▶ [YOUR GOAL]
Sort through the data and copy the lines holding the word "hist".

▶ [EXERCISE INPUT]
----------

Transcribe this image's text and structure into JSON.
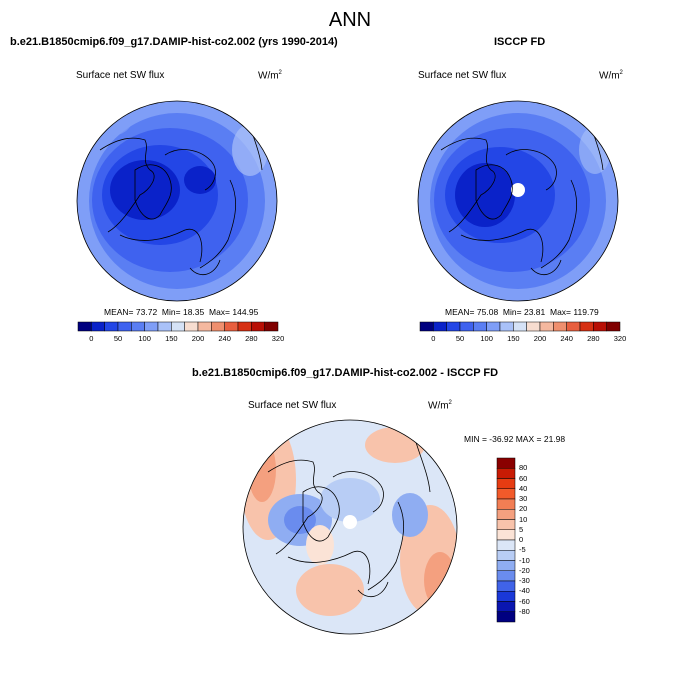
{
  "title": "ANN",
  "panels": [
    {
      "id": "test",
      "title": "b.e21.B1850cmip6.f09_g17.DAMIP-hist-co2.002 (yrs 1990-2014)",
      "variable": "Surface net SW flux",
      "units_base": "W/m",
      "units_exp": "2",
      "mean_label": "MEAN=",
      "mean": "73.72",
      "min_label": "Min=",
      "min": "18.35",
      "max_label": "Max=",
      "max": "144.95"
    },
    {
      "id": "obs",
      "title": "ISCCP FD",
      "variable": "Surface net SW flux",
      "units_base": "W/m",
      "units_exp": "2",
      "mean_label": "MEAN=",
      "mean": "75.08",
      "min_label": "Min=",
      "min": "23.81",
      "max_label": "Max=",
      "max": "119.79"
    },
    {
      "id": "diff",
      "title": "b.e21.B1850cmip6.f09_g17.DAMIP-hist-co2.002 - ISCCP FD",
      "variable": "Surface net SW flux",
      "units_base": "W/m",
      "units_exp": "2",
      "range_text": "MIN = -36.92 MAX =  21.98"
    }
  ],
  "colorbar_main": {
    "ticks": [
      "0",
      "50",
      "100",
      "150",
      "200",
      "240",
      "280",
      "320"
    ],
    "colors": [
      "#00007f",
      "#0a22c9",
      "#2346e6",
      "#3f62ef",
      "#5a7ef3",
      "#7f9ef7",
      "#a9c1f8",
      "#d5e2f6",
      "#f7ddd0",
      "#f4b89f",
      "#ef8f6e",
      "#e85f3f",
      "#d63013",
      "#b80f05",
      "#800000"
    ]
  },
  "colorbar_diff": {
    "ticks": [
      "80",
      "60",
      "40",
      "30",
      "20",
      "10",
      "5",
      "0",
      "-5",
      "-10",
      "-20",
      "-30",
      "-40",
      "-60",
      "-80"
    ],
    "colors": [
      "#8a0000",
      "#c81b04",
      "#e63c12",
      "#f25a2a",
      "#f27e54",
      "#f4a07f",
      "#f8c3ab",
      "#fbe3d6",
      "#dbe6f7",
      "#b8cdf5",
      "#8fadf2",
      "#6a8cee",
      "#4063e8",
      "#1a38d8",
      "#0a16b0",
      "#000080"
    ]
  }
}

----------

▶ [PROBLEM SOLUTION]
      "title": "b.e21.B1850cmip6.f09_g17.DAMIP-hist-co2.002 (yrs 1990-2014)",
      "title": "b.e21.B1850cmip6.f09_g17.DAMIP-hist-co2.002 - ISCCP FD",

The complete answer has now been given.